INFORMATION PROVIDED:
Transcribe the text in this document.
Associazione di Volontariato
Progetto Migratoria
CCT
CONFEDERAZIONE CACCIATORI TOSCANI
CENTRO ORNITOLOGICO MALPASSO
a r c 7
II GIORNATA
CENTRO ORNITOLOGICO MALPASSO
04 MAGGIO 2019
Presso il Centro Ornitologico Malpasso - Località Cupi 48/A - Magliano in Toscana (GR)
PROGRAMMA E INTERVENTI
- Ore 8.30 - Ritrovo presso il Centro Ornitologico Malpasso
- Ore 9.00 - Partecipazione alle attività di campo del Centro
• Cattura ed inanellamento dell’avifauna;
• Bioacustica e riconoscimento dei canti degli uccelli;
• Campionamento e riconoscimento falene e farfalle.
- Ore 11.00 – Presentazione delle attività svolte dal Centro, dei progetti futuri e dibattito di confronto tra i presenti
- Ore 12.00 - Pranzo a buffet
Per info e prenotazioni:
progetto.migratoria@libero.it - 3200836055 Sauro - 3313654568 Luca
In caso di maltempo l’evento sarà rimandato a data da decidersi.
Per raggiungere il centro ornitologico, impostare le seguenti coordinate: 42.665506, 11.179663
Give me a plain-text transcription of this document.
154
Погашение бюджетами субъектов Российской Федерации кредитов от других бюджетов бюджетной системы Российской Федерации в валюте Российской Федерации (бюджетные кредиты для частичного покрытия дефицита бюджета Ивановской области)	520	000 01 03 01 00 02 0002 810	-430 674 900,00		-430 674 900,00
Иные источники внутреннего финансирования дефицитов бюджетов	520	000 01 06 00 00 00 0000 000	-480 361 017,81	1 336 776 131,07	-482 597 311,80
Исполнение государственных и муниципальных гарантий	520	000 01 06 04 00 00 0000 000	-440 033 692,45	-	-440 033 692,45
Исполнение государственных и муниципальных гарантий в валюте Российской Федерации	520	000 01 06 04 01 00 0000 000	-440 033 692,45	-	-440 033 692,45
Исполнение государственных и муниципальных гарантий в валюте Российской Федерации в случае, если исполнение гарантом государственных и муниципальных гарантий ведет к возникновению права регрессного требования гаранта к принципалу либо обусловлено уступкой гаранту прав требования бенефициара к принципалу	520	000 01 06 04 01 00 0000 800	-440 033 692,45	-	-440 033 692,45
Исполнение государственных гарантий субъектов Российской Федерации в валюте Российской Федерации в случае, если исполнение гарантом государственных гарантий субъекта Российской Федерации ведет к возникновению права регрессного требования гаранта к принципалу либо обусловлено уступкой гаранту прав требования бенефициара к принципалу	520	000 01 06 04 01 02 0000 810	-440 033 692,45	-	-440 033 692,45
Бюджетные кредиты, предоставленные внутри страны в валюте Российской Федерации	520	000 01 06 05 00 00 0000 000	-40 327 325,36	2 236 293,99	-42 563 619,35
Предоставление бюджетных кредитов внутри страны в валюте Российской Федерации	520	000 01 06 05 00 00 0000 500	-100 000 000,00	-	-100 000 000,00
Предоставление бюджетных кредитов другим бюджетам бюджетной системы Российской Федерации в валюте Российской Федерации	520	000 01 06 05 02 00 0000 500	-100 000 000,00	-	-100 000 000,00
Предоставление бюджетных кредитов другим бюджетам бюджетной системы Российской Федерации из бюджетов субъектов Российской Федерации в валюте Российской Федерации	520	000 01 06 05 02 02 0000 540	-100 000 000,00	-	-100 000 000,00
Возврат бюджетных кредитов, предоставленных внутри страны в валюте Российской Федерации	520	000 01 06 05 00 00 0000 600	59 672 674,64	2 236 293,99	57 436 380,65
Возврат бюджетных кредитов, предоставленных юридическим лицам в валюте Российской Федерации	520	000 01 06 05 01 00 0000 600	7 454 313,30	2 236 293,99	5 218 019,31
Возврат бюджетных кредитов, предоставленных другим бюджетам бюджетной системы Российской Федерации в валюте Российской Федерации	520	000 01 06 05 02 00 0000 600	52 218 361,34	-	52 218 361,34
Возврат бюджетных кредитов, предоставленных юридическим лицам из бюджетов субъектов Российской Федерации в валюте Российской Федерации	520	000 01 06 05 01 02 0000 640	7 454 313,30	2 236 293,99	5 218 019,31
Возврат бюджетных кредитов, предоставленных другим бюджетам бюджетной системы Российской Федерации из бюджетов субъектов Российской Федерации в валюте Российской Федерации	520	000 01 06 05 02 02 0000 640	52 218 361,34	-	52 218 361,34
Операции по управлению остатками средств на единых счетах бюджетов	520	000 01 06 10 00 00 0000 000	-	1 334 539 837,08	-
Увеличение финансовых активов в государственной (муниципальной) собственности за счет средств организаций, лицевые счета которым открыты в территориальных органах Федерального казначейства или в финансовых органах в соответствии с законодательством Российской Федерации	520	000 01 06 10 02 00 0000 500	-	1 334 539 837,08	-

GIVEN EXERCISE: Work out the count of lines containing the word "attività", then write only that count.

EXERCISE RESPONSE: 2